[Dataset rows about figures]
======

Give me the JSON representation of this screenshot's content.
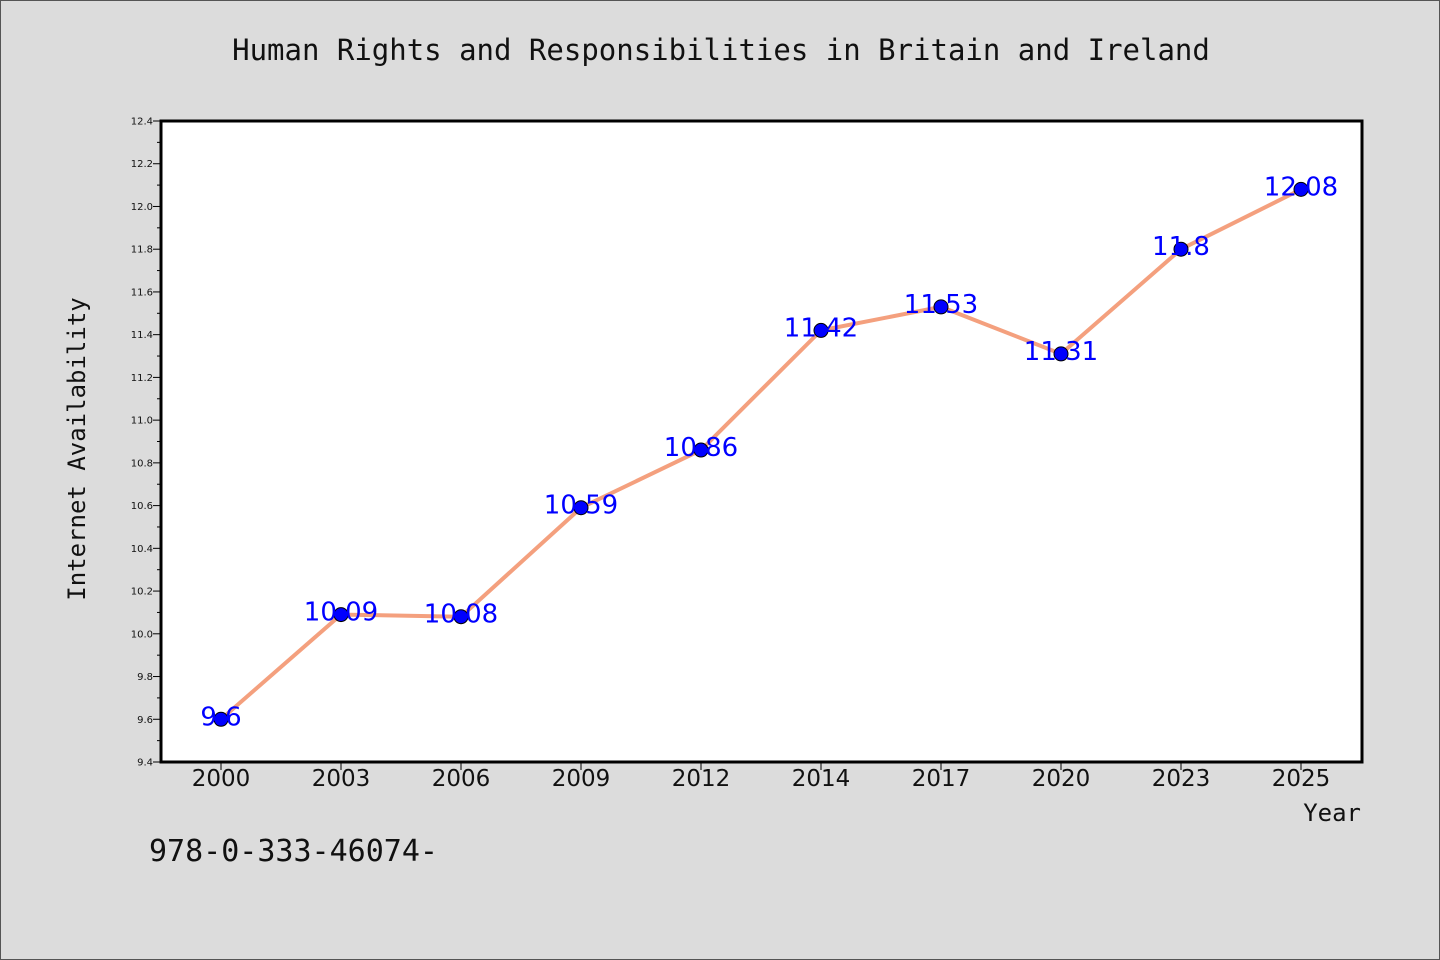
{
  "chart_data": {
    "type": "line",
    "title": "Human Rights and Responsibilities in Britain and Ireland",
    "xlabel": "Year",
    "ylabel": "Internet Availability",
    "categories": [
      "2000",
      "2003",
      "2006",
      "2009",
      "2012",
      "2014",
      "2017",
      "2020",
      "2023",
      "2025"
    ],
    "values": [
      9.6,
      10.09,
      10.08,
      10.59,
      10.86,
      11.42,
      11.53,
      11.31,
      11.8,
      12.08
    ],
    "value_labels": [
      "9.6",
      "10.09",
      "10.08",
      "10.59",
      "10.86",
      "11.42",
      "11.53",
      "11.31",
      "11.8",
      "12.08"
    ],
    "ylim": [
      9.4,
      12.4
    ],
    "yticks": [
      "9.4",
      "9.6",
      "9.8",
      "10.0",
      "10.2",
      "10.4",
      "10.6",
      "10.8",
      "11.0",
      "11.2",
      "11.4",
      "11.6",
      "11.8",
      "12.0",
      "12.2",
      "12.4"
    ],
    "grid": false,
    "colors": {
      "line": "#f4a07e",
      "marker": "#0000ff",
      "label": "#0000ff"
    }
  },
  "footer_text": "978-0-333-46074-"
}
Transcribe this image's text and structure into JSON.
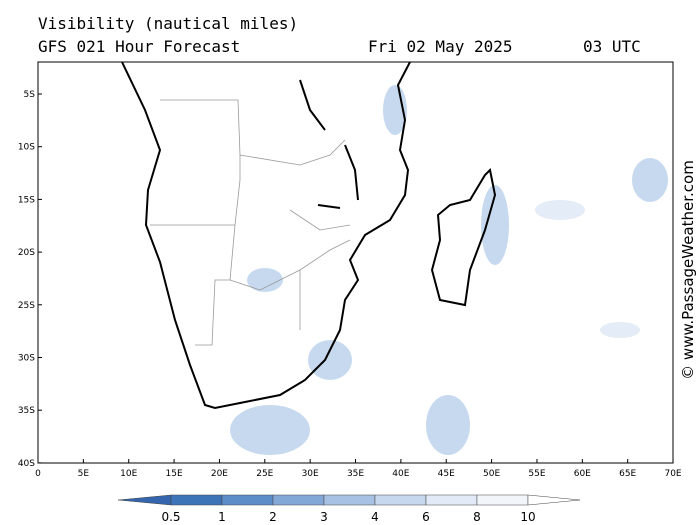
{
  "header": {
    "title": "Visibility (nautical miles)",
    "subtitle": "GFS 021 Hour Forecast",
    "date": "Fri 02 May 2025",
    "time": "03 UTC"
  },
  "map": {
    "lat_labels": [
      "5S",
      "10S",
      "15S",
      "20S",
      "25S",
      "30S",
      "35S",
      "40S"
    ],
    "lon_labels": [
      "0",
      "5E",
      "10E",
      "15E",
      "20E",
      "25E",
      "30E",
      "35E",
      "40E",
      "45E",
      "50E",
      "55E",
      "60E",
      "65E",
      "70E"
    ]
  },
  "colorbar": {
    "labels": [
      "0.5",
      "1",
      "2",
      "3",
      "4",
      "6",
      "8",
      "10"
    ]
  },
  "watermark": "© www.PassageWeather.com"
}
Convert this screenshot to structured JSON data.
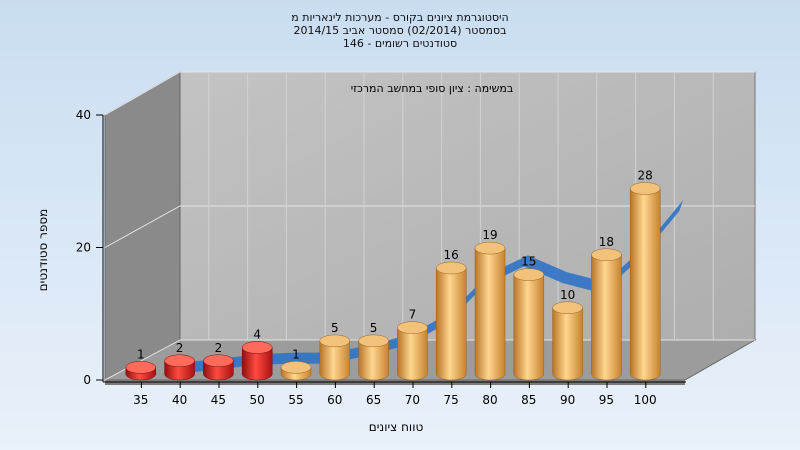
{
  "title_lines": [
    "היסטוגרמת ציונים בקורס - מערכות לינאריות מ",
    "בסמסטר  (02/2014)  סמסטר אביב 2014/15",
    "סטודנטים רשומים - 146"
  ],
  "chart_data": {
    "type": "bar",
    "subtitle": "במשימה : ציון סופי במחשב המרכזי",
    "xlabel": "טווח ציונים",
    "ylabel": "מספר סטודנטים",
    "ylim": [
      0,
      40
    ],
    "yticks": [
      0,
      20,
      40
    ],
    "grid": true,
    "categories": [
      "35",
      "40",
      "45",
      "50",
      "55",
      "60",
      "65",
      "70",
      "75",
      "80",
      "85",
      "90",
      "95",
      "100"
    ],
    "values": [
      1,
      2,
      2,
      4,
      1,
      5,
      5,
      7,
      16,
      19,
      15,
      10,
      18,
      28
    ],
    "bar_colors": [
      "#d0211e",
      "#d0211e",
      "#d0211e",
      "#d0211e",
      "#e6a04a",
      "#e6a04a",
      "#e6a04a",
      "#e6a04a",
      "#e6a04a",
      "#e6a04a",
      "#e6a04a",
      "#e6a04a",
      "#e6a04a",
      "#e6a04a"
    ],
    "trend_color": "#2f73c8"
  }
}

======

All of the material above should be reproduced exactly, except the pictures.

■ **Written response**:
Give me the JSON representation of this screenshot's content.
{
  "chart_data": {
    "type": "line",
    "title": "Human Rights and Responsibilities in Britain and Ireland",
    "xlabel": "Year",
    "ylabel": "Internet Availability",
    "categories": [
      "2000",
      "2003",
      "2006",
      "2009",
      "2012",
      "2014",
      "2017",
      "2020",
      "2023",
      "2025"
    ],
    "values": [
      9.6,
      10.09,
      10.08,
      10.59,
      10.86,
      11.42,
      11.53,
      11.31,
      11.8,
      12.08
    ],
    "value_labels": [
      "9.6",
      "10.09",
      "10.08",
      "10.59",
      "10.86",
      "11.42",
      "11.53",
      "11.31",
      "11.8",
      "12.08"
    ],
    "ylim": [
      9.4,
      12.4
    ],
    "yticks": [
      "9.4",
      "9.6",
      "9.8",
      "10.0",
      "10.2",
      "10.4",
      "10.6",
      "10.8",
      "11.0",
      "11.2",
      "11.4",
      "11.6",
      "11.8",
      "12.0",
      "12.2",
      "12.4"
    ],
    "grid": false,
    "colors": {
      "line": "#f4a07e",
      "marker": "#0000ff",
      "label": "#0000ff"
    }
  },
  "footer_text": "978-0-333-46074-"
}
Transcribe this image's text and structure into JSON.
{
  "header": {
    "title": "Visibility (nautical miles)",
    "subtitle": "GFS 021 Hour Forecast",
    "date": "Fri 02 May 2025",
    "time": "03 UTC"
  },
  "map": {
    "lat_labels": [
      "5S",
      "10S",
      "15S",
      "20S",
      "25S",
      "30S",
      "35S",
      "40S"
    ],
    "lon_labels": [
      "0",
      "5E",
      "10E",
      "15E",
      "20E",
      "25E",
      "30E",
      "35E",
      "40E",
      "45E",
      "50E",
      "55E",
      "60E",
      "65E",
      "70E"
    ]
  },
  "colorbar": {
    "labels": [
      "0.5",
      "1",
      "2",
      "3",
      "4",
      "6",
      "8",
      "10"
    ]
  },
  "watermark": "© www.PassageWeather.com"
}
Convert this screenshot to structured JSON data.
{
  "title_lines": [
    "היסטוגרמת ציונים בקורס - מערכות לינאריות מ",
    "בסמסטר  (02/2014)  סמסטר אביב 2014/15",
    "סטודנטים רשומים - 146"
  ],
  "chart_data": {
    "type": "bar",
    "subtitle": "במשימה : ציון סופי במחשב המרכזי",
    "xlabel": "טווח ציונים",
    "ylabel": "מספר סטודנטים",
    "ylim": [
      0,
      40
    ],
    "yticks": [
      0,
      20,
      40
    ],
    "grid": true,
    "categories": [
      "35",
      "40",
      "45",
      "50",
      "55",
      "60",
      "65",
      "70",
      "75",
      "80",
      "85",
      "90",
      "95",
      "100"
    ],
    "values": [
      1,
      2,
      2,
      4,
      1,
      5,
      5,
      7,
      16,
      19,
      15,
      10,
      18,
      28
    ],
    "bar_colors": [
      "#d0211e",
      "#d0211e",
      "#d0211e",
      "#d0211e",
      "#e6a04a",
      "#e6a04a",
      "#e6a04a",
      "#e6a04a",
      "#e6a04a",
      "#e6a04a",
      "#e6a04a",
      "#e6a04a",
      "#e6a04a",
      "#e6a04a"
    ],
    "trend_color": "#2f73c8"
  }
}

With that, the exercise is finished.